● **Requests**:
1: Answer these from the likelihood thread:
(a) What range of values can y take in the question?
(b) On which page of the lecture notes did the asker see L_i calculated?
(c) What does the reply say is apparently assumed without comment in the lecture notes?
2: Rewrite the likelihood thread starting at "When calculating the" and ending at "p(y2 | x2) * ...", renaming "training set" to "sample" throughout.

● **Supplied passage**:
start

1

Suppose I have a training set of (x, y) pairs, where x is the input example and y is the corresponding target and y is a value (1 ... k) (k is the number of classes).

When calculating the likelihood of the training set, should it be calculated for the whole training set (all of the examples), that is:

L = P(y | x) = p(y1 | x1) * p(y2 | x2) * ...

Or is the likelihood computed for a specific training example (x, y)?

I'm asking because I saw these lecture notes (page 2), where he seems to calculate L_i, that is the likelihood for every training example separately.

nbro
  • 15,395
  • 32
  • 113
  • 196
Cheshie
  • 2,777
  • 6
  • 32
  • 51

1 Answers1

4

The likelihood function describes the probability of generating a set of training data given some parameters and can be used to find those parameters which generate the training data with maximum probability. You can create the likelihood function for a subset of the training data, but that wouldn't be represent the likelihood of the whole data. What you can do however (and what is apparently silently done in the lecture notes) is to assume that your data is independent and identically distributed (iid). Therefore, you can split the joint probability function into smaller pieces, i.e. p(x|theta) = p(x1|theta) * p(x2|theta) * ... (based on the independence assumption), and you can use the same function with the same parameters (theta) for each of these pieces, e.g. a normal distribution (based on the identicality assumption). You can then use the logarithm to turn the product into a sum, i.e. p(x|theta) = p(x1|theta) + p(x2|theta) + .... That function can be maximized by setting its derivative to zero. The resulting maximum is the theta which creates your x with maximum probability, i.e. your maximum likelihood estimator.

end

Stored data:
start

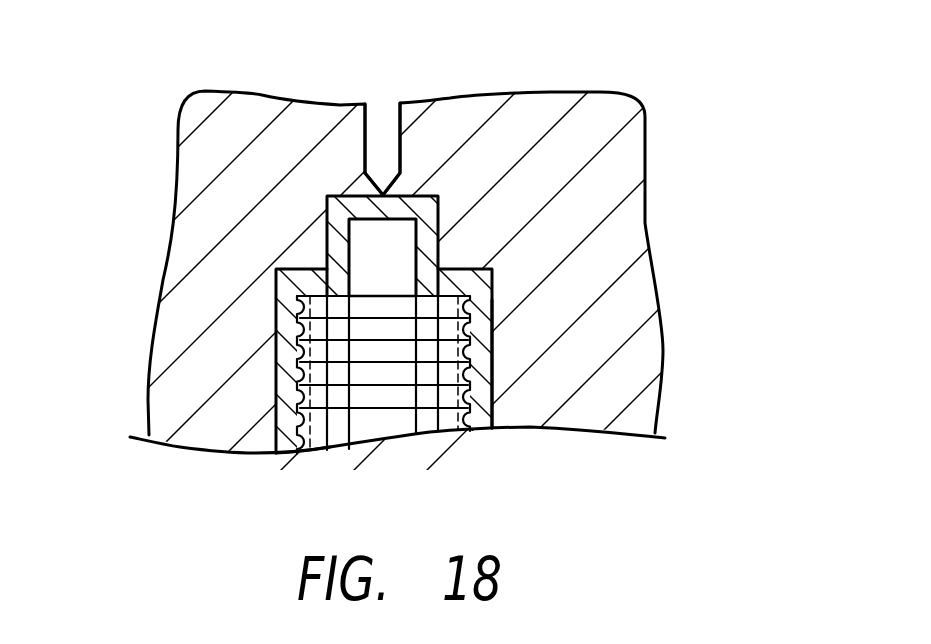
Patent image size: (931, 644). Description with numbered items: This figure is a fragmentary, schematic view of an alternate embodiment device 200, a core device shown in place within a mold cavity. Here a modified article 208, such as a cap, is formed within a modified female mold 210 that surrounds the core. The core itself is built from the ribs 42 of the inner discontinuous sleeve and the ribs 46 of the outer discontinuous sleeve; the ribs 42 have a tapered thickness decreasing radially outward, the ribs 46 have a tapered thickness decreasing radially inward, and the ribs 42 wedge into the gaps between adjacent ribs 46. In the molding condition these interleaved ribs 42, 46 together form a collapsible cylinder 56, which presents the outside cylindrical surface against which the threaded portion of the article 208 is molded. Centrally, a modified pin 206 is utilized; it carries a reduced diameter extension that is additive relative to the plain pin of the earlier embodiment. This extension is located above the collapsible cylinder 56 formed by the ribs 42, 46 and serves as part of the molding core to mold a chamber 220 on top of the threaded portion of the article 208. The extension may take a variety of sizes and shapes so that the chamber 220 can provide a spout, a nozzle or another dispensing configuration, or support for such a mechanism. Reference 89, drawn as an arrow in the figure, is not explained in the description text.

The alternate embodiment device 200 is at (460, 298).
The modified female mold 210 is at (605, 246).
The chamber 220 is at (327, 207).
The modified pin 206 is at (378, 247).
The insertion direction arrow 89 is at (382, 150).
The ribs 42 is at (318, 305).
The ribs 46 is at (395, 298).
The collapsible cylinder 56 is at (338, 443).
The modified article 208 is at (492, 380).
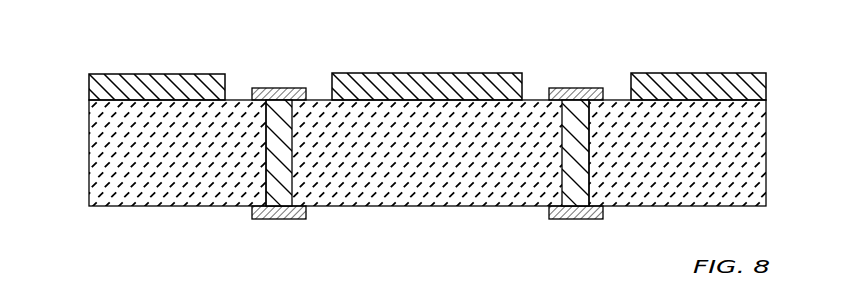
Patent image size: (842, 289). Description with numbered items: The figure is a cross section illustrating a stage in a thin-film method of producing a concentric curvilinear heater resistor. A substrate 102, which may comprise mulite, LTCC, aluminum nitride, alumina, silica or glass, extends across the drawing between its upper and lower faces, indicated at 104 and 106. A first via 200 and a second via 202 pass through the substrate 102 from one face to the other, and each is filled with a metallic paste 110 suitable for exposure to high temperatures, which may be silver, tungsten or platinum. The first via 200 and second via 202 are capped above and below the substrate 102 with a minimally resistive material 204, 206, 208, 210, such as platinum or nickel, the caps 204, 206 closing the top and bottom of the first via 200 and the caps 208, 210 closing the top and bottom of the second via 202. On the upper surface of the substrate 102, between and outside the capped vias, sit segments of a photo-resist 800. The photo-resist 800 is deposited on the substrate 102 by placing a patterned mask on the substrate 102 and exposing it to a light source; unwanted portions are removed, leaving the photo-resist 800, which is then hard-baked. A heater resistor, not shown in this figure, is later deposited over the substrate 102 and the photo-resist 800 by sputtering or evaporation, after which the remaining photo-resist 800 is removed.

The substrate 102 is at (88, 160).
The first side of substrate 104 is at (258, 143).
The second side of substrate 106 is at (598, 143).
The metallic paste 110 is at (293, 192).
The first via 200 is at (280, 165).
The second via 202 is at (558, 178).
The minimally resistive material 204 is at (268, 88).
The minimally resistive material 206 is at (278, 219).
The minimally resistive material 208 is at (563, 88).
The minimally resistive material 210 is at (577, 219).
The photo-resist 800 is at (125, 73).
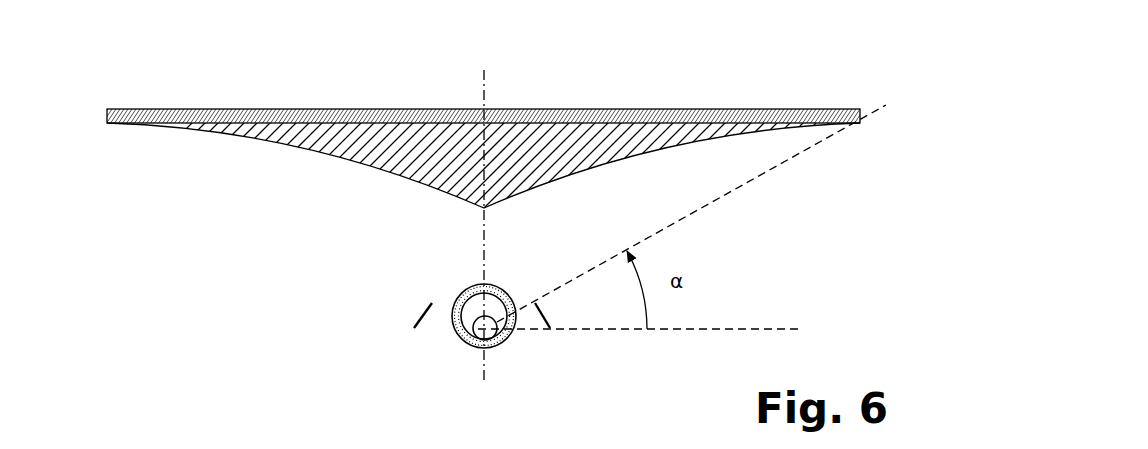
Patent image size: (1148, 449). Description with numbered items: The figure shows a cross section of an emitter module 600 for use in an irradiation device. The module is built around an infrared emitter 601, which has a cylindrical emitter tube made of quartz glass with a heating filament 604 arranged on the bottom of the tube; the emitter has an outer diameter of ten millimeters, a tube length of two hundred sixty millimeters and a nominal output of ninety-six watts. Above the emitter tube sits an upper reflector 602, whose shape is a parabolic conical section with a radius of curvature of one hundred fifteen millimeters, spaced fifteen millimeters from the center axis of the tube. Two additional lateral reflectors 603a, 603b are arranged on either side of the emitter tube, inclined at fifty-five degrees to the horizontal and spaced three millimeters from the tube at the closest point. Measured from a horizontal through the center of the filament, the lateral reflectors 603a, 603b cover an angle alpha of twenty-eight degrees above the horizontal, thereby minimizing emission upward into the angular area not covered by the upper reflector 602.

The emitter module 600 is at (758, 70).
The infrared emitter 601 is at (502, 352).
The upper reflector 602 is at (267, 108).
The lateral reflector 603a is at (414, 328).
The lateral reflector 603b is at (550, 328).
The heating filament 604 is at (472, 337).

end
start

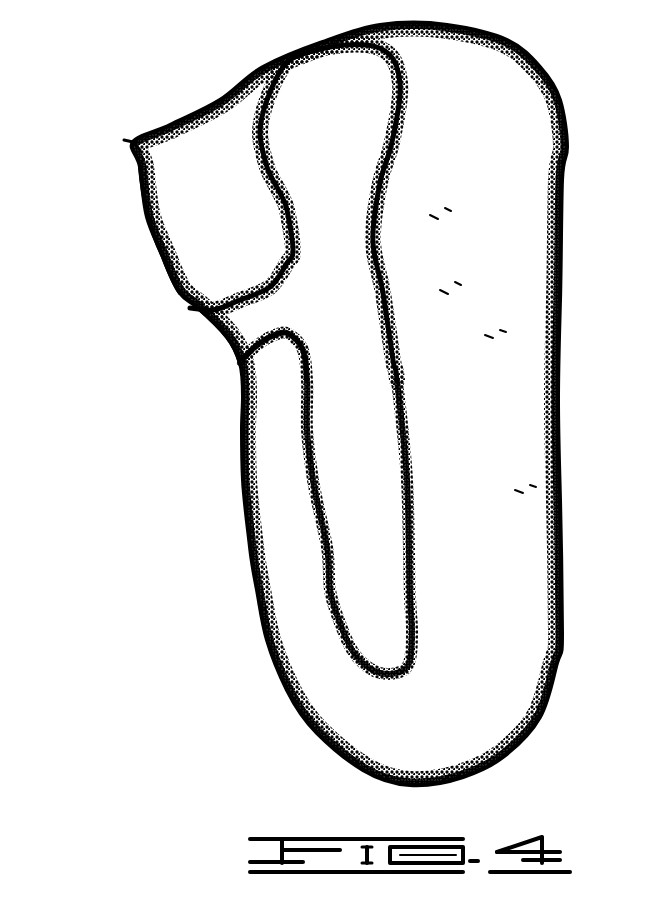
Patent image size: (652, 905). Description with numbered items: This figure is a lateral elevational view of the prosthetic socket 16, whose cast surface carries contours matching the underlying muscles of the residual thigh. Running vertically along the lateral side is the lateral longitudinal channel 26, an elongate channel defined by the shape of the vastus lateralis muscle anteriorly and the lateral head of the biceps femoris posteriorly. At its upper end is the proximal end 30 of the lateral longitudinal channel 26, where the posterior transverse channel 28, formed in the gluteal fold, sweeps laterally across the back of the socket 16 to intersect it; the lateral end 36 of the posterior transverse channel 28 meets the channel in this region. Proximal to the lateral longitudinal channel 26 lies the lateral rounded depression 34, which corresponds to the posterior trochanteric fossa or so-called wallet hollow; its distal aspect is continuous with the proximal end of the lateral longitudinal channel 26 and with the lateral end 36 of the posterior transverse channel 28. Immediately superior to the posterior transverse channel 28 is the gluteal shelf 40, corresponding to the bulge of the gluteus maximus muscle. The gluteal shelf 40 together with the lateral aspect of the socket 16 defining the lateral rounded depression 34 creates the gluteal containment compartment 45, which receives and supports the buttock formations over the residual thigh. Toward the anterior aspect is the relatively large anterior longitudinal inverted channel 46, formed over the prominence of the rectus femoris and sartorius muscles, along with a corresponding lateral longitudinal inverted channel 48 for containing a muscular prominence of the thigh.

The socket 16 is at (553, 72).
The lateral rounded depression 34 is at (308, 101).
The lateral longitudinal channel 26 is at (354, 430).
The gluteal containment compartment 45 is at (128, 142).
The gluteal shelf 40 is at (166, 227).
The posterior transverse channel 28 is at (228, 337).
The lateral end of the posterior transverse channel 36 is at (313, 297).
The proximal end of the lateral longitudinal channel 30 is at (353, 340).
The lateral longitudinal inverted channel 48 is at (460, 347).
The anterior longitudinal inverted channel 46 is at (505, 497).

end

● **Exercise responses**:
1:
(a) A value from 1 to k, where k is the number of classes.
(b) Page 2.
(c) That the data is independent and identically distributed (iid).

2:
When calculating the likelihood of the sample, should it be calculated for the whole sample (all of the examples), that is:

L = P(y | x) = p(y1 | x1) * p(y2 | x2) * ...